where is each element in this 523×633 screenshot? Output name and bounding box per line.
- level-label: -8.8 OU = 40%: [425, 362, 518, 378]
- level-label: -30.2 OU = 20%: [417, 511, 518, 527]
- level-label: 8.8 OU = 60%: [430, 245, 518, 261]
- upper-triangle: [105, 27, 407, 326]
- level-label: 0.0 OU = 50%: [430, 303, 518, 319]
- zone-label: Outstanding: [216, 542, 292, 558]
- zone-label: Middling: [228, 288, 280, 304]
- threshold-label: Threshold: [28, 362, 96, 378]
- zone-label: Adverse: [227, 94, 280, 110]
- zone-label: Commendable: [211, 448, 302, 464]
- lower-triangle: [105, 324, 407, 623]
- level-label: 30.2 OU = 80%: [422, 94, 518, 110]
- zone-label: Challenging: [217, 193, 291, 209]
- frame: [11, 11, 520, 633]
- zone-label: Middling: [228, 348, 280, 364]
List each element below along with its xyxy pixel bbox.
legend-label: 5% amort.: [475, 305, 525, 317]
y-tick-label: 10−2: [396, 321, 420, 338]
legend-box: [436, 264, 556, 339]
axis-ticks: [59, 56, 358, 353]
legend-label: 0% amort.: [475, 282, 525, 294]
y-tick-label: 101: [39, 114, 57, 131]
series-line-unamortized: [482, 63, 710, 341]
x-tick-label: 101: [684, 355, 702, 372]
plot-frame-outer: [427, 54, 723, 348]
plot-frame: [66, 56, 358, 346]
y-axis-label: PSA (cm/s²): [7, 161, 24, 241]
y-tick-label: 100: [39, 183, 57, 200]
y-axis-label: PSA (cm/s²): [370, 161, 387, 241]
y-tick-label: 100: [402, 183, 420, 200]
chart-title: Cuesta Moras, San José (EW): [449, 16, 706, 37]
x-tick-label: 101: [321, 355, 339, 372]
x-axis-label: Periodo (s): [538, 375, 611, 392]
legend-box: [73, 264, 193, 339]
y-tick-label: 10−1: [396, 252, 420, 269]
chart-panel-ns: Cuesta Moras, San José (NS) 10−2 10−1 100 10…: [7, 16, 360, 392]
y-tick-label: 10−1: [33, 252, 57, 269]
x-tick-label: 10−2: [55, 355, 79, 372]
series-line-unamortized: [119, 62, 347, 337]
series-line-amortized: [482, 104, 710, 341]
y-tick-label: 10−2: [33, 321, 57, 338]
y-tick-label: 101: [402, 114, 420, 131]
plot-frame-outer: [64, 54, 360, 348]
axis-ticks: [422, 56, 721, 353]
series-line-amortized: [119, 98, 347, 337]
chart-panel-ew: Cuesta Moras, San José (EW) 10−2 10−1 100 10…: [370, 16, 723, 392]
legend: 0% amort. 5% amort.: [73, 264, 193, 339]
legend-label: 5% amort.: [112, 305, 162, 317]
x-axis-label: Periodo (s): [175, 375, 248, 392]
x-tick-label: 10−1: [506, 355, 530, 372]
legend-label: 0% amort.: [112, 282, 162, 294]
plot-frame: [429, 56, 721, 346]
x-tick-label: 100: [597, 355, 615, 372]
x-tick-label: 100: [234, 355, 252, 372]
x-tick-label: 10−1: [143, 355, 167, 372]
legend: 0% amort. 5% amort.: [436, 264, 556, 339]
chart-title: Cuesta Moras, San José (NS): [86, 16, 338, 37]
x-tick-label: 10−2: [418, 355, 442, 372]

=====

**Short task:**
Write out all the rows above again, swapping every "zone-label" for "band-label" and leaving everything else as it is.

**Answer:**
where is each element in this 523×633 screenshot? Output name and bounding box per line.
- level-label: -8.8 OU = 40%: [425, 362, 518, 378]
- level-label: -30.2 OU = 20%: [417, 511, 518, 527]
- level-label: 8.8 OU = 60%: [430, 245, 518, 261]
- upper-triangle: [105, 27, 407, 326]
- level-label: 0.0 OU = 50%: [430, 303, 518, 319]
- band-label: Outstanding: [216, 542, 292, 558]
- band-label: Middling: [228, 288, 280, 304]
- threshold-label: Threshold: [28, 362, 96, 378]
- band-label: Adverse: [227, 94, 280, 110]
- band-label: Commendable: [211, 448, 302, 464]
- lower-triangle: [105, 324, 407, 623]
- level-label: 30.2 OU = 80%: [422, 94, 518, 110]
- band-label: Challenging: [217, 193, 291, 209]
- frame: [11, 11, 520, 633]
- band-label: Middling: [228, 348, 280, 364]
List each element below along with its xyxy pixel bbox.
legend-label: 5% amort.: [475, 305, 525, 317]
y-tick-label: 10−2: [396, 321, 420, 338]
legend-box: [436, 264, 556, 339]
axis-ticks: [59, 56, 358, 353]
legend-label: 0% amort.: [475, 282, 525, 294]
y-tick-label: 101: [39, 114, 57, 131]
series-line-unamortized: [482, 63, 710, 341]
x-tick-label: 101: [684, 355, 702, 372]
plot-frame-outer: [427, 54, 723, 348]
plot-frame: [66, 56, 358, 346]
y-axis-label: PSA (cm/s²): [7, 161, 24, 241]
y-tick-label: 100: [39, 183, 57, 200]
y-axis-label: PSA (cm/s²): [370, 161, 387, 241]
y-tick-label: 100: [402, 183, 420, 200]
chart-title: Cuesta Moras, San José (EW): [449, 16, 706, 37]
x-tick-label: 101: [321, 355, 339, 372]
x-axis-label: Periodo (s): [538, 375, 611, 392]
legend-box: [73, 264, 193, 339]
y-tick-label: 10−1: [396, 252, 420, 269]
chart-panel-ns: Cuesta Moras, San José (NS) 10−2 10−1 100 10…: [7, 16, 360, 392]
y-tick-label: 10−1: [33, 252, 57, 269]
x-tick-label: 10−2: [55, 355, 79, 372]
series-line-unamortized: [119, 62, 347, 337]
series-line-amortized: [482, 104, 710, 341]
y-tick-label: 10−2: [33, 321, 57, 338]
y-tick-label: 101: [402, 114, 420, 131]
plot-frame-outer: [64, 54, 360, 348]
axis-ticks: [422, 56, 721, 353]
series-line-amortized: [119, 98, 347, 337]
chart-panel-ew: Cuesta Moras, San José (EW) 10−2 10−1 100 10…: [370, 16, 723, 392]
legend: 0% amort. 5% amort.: [73, 264, 193, 339]
legend-label: 5% amort.: [112, 305, 162, 317]
x-axis-label: Periodo (s): [175, 375, 248, 392]
x-tick-label: 10−1: [506, 355, 530, 372]
legend-label: 0% amort.: [112, 282, 162, 294]
plot-frame: [429, 56, 721, 346]
x-tick-label: 100: [597, 355, 615, 372]
x-tick-label: 100: [234, 355, 252, 372]
x-tick-label: 10−1: [143, 355, 167, 372]
legend: 0% amort. 5% amort.: [436, 264, 556, 339]
chart-title: Cuesta Moras, San José (NS): [86, 16, 338, 37]
x-tick-label: 10−2: [418, 355, 442, 372]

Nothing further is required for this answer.